> _WHAT YOU ARE ASKED TO DO_
Every line of the data must be copied exactly.

++++ DATA EXTRACT ++++

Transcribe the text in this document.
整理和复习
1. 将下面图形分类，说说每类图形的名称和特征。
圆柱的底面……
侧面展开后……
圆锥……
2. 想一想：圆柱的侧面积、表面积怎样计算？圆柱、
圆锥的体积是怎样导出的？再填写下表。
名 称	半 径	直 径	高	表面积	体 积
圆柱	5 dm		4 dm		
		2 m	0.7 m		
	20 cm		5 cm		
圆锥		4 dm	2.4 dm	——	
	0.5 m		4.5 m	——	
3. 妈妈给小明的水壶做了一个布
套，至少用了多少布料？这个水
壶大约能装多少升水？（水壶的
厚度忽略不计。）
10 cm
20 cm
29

++++

> _OUTPUT FOR THIS EXERCISE_
Transcribe the text in this document.
整理和复习
1. 将下面图形分类，说说每类图形的名称和特征。
圆柱的底面……
侧面展开后……
圆锥……
2. 想一想：圆柱的侧面积、表面积怎样计算？圆柱、
圆锥的体积是怎样导出的？再填写下表。
名 称	半 径	直 径	高	表面积	体 积
圆柱	5 dm		4 dm		
		2 m	0.7 m		
	20 cm		5 cm		
圆锥		4 dm	2.4 dm	——	
	0.5 m		4.5 m	——	
3. 妈妈给小明的水壶做了一个布
套，至少用了多少布料？这个水
壶大约能装多少升水？（水壶的
厚度忽略不计。）
10 cm
20 cm
29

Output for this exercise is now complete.